What needs to be done — Please write out the material below exactly as given.

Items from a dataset

►

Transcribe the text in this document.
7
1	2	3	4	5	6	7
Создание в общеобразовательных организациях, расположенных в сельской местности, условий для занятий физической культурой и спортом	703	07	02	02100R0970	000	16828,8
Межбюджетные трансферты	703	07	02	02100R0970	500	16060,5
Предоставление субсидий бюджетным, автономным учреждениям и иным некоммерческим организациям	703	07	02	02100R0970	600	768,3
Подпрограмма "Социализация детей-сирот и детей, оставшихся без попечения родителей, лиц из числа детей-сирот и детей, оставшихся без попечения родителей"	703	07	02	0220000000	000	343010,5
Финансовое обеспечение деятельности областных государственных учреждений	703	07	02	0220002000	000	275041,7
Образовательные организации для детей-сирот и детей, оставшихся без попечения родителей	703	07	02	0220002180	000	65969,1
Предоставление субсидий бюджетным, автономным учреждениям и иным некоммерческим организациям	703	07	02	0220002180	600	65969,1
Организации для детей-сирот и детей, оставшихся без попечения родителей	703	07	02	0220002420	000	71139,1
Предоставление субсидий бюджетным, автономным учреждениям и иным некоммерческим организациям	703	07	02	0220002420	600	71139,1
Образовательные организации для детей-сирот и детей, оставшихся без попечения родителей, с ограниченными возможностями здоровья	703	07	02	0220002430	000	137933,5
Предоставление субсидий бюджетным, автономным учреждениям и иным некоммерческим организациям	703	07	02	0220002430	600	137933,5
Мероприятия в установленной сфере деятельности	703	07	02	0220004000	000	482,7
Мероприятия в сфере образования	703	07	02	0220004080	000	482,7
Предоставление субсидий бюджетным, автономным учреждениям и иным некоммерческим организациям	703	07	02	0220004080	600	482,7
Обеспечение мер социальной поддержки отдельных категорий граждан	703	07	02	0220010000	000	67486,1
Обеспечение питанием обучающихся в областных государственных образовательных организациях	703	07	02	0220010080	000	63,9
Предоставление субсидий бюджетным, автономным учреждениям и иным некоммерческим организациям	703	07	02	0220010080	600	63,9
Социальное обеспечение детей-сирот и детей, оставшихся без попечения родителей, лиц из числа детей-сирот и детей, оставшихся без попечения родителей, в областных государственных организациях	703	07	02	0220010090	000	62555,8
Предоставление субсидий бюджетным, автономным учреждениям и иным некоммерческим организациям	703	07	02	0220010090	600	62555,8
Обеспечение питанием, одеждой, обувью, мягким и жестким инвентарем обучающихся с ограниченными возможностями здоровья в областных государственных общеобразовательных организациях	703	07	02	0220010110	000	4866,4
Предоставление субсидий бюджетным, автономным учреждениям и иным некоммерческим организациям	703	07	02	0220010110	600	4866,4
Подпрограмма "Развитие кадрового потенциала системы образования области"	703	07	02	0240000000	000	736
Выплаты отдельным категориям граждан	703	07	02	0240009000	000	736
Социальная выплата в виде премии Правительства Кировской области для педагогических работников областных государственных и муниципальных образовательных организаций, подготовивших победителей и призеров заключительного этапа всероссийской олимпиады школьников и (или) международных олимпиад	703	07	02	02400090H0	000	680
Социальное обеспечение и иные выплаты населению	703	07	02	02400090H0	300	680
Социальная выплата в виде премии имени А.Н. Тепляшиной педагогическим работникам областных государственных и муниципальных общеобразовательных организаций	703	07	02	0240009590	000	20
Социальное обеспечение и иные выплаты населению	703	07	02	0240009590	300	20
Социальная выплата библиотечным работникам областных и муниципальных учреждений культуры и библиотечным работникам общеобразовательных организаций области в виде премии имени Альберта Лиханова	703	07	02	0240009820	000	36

◄

Response to this task —
Transcribe the text in this document.
7
1	2	3	4	5	6	7
Создание в общеобразовательных организациях, расположенных в сельской местности, условий для занятий физической культурой и спортом	703	07	02	02100R0970	000	16828,8
Межбюджетные трансферты	703	07	02	02100R0970	500	16060,5
Предоставление субсидий бюджетным, автономным учреждениям и иным некоммерческим организациям	703	07	02	02100R0970	600	768,3
Подпрограмма "Социализация детей-сирот и детей, оставшихся без попечения родителей, лиц из числа детей-сирот и детей, оставшихся без попечения родителей"	703	07	02	0220000000	000	343010,5
Финансовое обеспечение деятельности областных государственных учреждений	703	07	02	0220002000	000	275041,7
Образовательные организации для детей-сирот и детей, оставшихся без попечения родителей	703	07	02	0220002180	000	65969,1
Предоставление субсидий бюджетным, автономным учреждениям и иным некоммерческим организациям	703	07	02	0220002180	600	65969,1
Организации для детей-сирот и детей, оставшихся без попечения родителей	703	07	02	0220002420	000	71139,1
Предоставление субсидий бюджетным, автономным учреждениям и иным некоммерческим организациям	703	07	02	0220002420	600	71139,1
Образовательные организации для детей-сирот и детей, оставшихся без попечения родителей, с ограниченными возможностями здоровья	703	07	02	0220002430	000	137933,5
Предоставление субсидий бюджетным, автономным учреждениям и иным некоммерческим организациям	703	07	02	0220002430	600	137933,5
Мероприятия в установленной сфере деятельности	703	07	02	0220004000	000	482,7
Мероприятия в сфере образования	703	07	02	0220004080	000	482,7
Предоставление субсидий бюджетным, автономным учреждениям и иным некоммерческим организациям	703	07	02	0220004080	600	482,7
Обеспечение мер социальной поддержки отдельных категорий граждан	703	07	02	0220010000	000	67486,1
Обеспечение питанием обучающихся в областных государственных образовательных организациях	703	07	02	0220010080	000	63,9
Предоставление субсидий бюджетным, автономным учреждениям и иным некоммерческим организациям	703	07	02	0220010080	600	63,9
Социальное обеспечение детей-сирот и детей, оставшихся без попечения родителей, лиц из числа детей-сирот и детей, оставшихся без попечения родителей, в областных государственных организациях	703	07	02	0220010090	000	62555,8
Предоставление субсидий бюджетным, автономным учреждениям и иным некоммерческим организациям	703	07	02	0220010090	600	62555,8
Обеспечение питанием, одеждой, обувью, мягким и жестким инвентарем обучающихся с ограниченными возможностями здоровья в областных государственных общеобразовательных организациях	703	07	02	0220010110	000	4866,4
Предоставление субсидий бюджетным, автономным учреждениям и иным некоммерческим организациям	703	07	02	0220010110	600	4866,4
Подпрограмма "Развитие кадрового потенциала системы образования области"	703	07	02	0240000000	000	736
Выплаты отдельным категориям граждан	703	07	02	0240009000	000	736
Социальная выплата в виде премии Правительства Кировской области для педагогических работников областных государственных и муниципальных образовательных организаций, подготовивших победителей и призеров заключительного этапа всероссийской олимпиады школьников и (или) международных олимпиад	703	07	02	02400090H0	000	680
Социальное обеспечение и иные выплаты населению	703	07	02	02400090H0	300	680
Социальная выплата в виде премии имени А.Н. Тепляшиной педагогическим работникам областных государственных и муниципальных общеобразовательных организаций	703	07	02	0240009590	000	20
Социальное обеспечение и иные выплаты населению	703	07	02	0240009590	300	20
Социальная выплата библиотечным работникам областных и муниципальных учреждений культуры и библиотечным работникам общеобразовательных организаций области в виде премии имени Альберта Лиханова	703	07	02	0240009820	000	36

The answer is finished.